All of lore.kernel.org
 help / color / mirror / Atom feed
* Contiguous memory allocations
@ 2010-07-02 20:47 Eric Nelson
  2010-07-05 10:10 ` Chris Simmonds
  0 siblings, 1 reply; 5+ messages in thread
From: Eric Nelson @ 2010-07-02 20:47 UTC (permalink / raw)
  To: video4linux-list

Does anyone know if there's a common infrastructure for allocation
of DMA'able memory by drivers and applications above the straight
kernel API (dma_alloc_coherent)?

I'm working with Freescale i.MX51 drivers to do 720P video 
input and output and the embedded calls to dma_alloc_coherent
fail except when used right after boot because of fragmentation.

I'm fighting the urge to write yet another special-purpose allocator
for video buffers thinking this must be a common problem with a
solution already, but I can't seem to locate one.

The closest thing I've found is the bigphysarea patch, which doesn't
appear to be supported or headed toward main-line.

Thanks in advance,


Eric Nelson


--
video4linux-list mailing list
Unsubscribe mailto:video4linux-list-request@redhat.com?subject=unsubscribe
https://www.redhat.com/mailman/listinfo/video4linux-list

^ permalink raw reply	[flat|nested] 5+ messages in thread

* Re: Contiguous memory allocations
  2010-07-02 20:47 Contiguous memory allocations Eric Nelson
@ 2010-07-05 10:10 ` Chris Simmonds
  2010-07-05 14:27   ` Eric Nelson
  0 siblings, 1 reply; 5+ messages in thread
From: Chris Simmonds @ 2010-07-05 10:10 UTC (permalink / raw)
  To: video4linux-list

On 02/07/10 21:47, Eric Nelson wrote:
> Does anyone know if there's a common infrastructure for allocation
> of DMA'able memory by drivers and applications above the straight
> kernel API (dma_alloc_coherent)?
>
> I'm working with Freescale i.MX51 drivers to do 720P video
> input and output and the embedded calls to dma_alloc_coherent
> fail except when used right after boot because of fragmentation.
>
> I'm fighting the urge to write yet another special-purpose allocator
> for video buffers thinking this must be a common problem with a
> solution already, but I can't seem to locate one.
>
> The closest thing I've found is the bigphysarea patch, which doesn't
> appear to be supported or headed toward main-line.

> _Dataset_:
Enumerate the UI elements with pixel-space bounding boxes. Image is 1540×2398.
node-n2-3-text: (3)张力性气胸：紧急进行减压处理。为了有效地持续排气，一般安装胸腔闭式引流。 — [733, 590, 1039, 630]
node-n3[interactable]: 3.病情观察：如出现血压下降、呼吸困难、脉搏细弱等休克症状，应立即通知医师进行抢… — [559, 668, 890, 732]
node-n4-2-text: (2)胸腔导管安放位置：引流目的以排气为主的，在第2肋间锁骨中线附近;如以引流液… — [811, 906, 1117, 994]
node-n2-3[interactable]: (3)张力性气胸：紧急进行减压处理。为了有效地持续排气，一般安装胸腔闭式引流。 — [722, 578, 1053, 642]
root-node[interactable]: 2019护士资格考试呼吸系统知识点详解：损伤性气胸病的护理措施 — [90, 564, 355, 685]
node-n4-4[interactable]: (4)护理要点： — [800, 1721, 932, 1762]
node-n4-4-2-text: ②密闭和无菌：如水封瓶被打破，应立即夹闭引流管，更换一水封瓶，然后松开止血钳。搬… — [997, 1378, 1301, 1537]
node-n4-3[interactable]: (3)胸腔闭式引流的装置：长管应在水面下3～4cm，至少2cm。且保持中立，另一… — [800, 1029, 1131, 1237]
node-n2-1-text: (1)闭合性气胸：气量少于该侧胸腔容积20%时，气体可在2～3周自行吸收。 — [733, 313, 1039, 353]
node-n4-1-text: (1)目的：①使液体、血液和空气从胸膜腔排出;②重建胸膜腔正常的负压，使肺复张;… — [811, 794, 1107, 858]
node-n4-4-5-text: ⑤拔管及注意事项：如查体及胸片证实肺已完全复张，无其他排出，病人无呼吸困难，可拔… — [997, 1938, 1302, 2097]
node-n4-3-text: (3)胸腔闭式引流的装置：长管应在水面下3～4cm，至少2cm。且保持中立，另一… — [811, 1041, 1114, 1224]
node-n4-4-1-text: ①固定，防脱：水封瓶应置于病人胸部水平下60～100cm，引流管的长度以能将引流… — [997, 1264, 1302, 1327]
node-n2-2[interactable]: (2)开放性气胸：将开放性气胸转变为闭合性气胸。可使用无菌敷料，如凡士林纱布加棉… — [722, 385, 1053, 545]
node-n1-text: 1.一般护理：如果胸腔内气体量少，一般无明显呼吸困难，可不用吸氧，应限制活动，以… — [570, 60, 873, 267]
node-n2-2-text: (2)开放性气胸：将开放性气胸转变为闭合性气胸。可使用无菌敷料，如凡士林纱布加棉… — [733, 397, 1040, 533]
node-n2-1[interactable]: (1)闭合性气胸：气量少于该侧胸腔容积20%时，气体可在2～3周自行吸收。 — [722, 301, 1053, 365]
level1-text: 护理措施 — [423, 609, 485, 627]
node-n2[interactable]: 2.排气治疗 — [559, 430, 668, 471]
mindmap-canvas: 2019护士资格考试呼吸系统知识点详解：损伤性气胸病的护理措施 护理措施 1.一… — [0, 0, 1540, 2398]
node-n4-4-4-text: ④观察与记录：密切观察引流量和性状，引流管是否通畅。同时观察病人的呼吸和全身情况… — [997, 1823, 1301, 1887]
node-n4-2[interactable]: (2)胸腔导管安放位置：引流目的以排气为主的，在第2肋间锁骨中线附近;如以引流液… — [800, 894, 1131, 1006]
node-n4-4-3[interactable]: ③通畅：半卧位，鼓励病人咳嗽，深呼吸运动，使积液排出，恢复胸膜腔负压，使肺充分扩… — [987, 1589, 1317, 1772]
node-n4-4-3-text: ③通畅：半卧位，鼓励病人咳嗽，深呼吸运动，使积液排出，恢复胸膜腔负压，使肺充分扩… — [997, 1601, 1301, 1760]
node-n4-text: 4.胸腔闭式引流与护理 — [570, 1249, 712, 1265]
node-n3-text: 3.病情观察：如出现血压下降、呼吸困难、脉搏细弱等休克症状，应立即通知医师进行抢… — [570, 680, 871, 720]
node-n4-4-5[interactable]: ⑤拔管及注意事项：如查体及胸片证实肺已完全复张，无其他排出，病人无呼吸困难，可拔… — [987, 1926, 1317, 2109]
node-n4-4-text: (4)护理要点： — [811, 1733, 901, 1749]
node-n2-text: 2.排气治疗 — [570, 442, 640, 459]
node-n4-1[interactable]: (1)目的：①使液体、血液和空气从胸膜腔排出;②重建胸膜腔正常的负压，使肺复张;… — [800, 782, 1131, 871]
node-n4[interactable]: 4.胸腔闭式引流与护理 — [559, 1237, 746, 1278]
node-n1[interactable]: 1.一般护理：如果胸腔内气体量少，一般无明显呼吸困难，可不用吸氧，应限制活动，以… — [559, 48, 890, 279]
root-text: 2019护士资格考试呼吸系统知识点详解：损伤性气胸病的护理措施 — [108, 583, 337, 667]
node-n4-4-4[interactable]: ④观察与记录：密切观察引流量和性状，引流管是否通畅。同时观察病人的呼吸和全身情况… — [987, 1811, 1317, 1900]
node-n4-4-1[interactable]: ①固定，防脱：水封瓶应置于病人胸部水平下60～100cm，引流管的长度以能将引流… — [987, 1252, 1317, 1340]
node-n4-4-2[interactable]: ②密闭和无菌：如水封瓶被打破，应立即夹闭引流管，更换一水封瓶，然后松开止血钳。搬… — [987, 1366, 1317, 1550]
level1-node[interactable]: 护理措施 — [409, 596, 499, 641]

> _Set tasks_:
1) Repeat the rows exactly, from the first row up to and including the row containing "node-n4-3-text: (3)胸腔闭式引流的装置：长管应在水面下3～4cm，至少2cm。且保持中立，另一… —".
2) Carry on the mailing-list thread about contiguous memory allocations from the point where it stops.

> _Exercise responses_:
1)
Enumerate the UI elements with pixel-space bounding boxes. Image is 1540×2398.
node-n2-3-text: (3)张力性气胸：紧急进行减压处理。为了有效地持续排气，一般安装胸腔闭式引流。 — [733, 590, 1039, 630]
node-n3[interactable]: 3.病情观察：如出现血压下降、呼吸困难、脉搏细弱等休克症状，应立即通知医师进行抢… — [559, 668, 890, 732]
node-n4-2-text: (2)胸腔导管安放位置：引流目的以排气为主的，在第2肋间锁骨中线附近;如以引流液… — [811, 906, 1117, 994]
node-n2-3[interactable]: (3)张力性气胸：紧急进行减压处理。为了有效地持续排气，一般安装胸腔闭式引流。 — [722, 578, 1053, 642]
root-node[interactable]: 2019护士资格考试呼吸系统知识点详解：损伤性气胸病的护理措施 — [90, 564, 355, 685]
node-n4-4[interactable]: (4)护理要点： — [800, 1721, 932, 1762]
node-n4-4-2-text: ②密闭和无菌：如水封瓶被打破，应立即夹闭引流管，更换一水封瓶，然后松开止血钳。搬… — [997, 1378, 1301, 1537]
node-n4-3[interactable]: (3)胸腔闭式引流的装置：长管应在水面下3～4cm，至少2cm。且保持中立，另一… — [800, 1029, 1131, 1237]
node-n2-1-text: (1)闭合性气胸：气量少于该侧胸腔容积20%时，气体可在2～3周自行吸收。 — [733, 313, 1039, 353]
node-n4-1-text: (1)目的：①使液体、血液和空气从胸膜腔排出;②重建胸膜腔正常的负压，使肺复张;… — [811, 794, 1107, 858]
node-n4-4-5-text: ⑤拔管及注意事项：如查体及胸片证实肺已完全复张，无其他排出，病人无呼吸困难，可拔… — [997, 1938, 1302, 2097]
node-n4-3-text: (3)胸腔闭式引流的装置：长管应在水面下3～4cm，至少2cm。且保持中立，另一… — [811, 1041, 1114, 1224]

2)
>
> Thanks in advance,
>

dma_alloc_coherent is pretty much just a wrapper round get_free_pages, 
which is the lowest level allocator in the kernel. So, no there is no 
other option (but see below). The simplest thing is to make sure your 
driver is loaded at boot time and to grab all the memory you need then 
and never let it go. That's what I do.

If you are desperate, you can use the bigphysarea patch - it's quite 
common on streaming video devices - but you will have to port it to your 
kernel. Or, you can restrict the memory the kernel uses with something 
like "mem=128M" on the command line and take that above 128M for 
yourself. You will have to map it in with ioremap(_nocache).

Bye for now,
Chris.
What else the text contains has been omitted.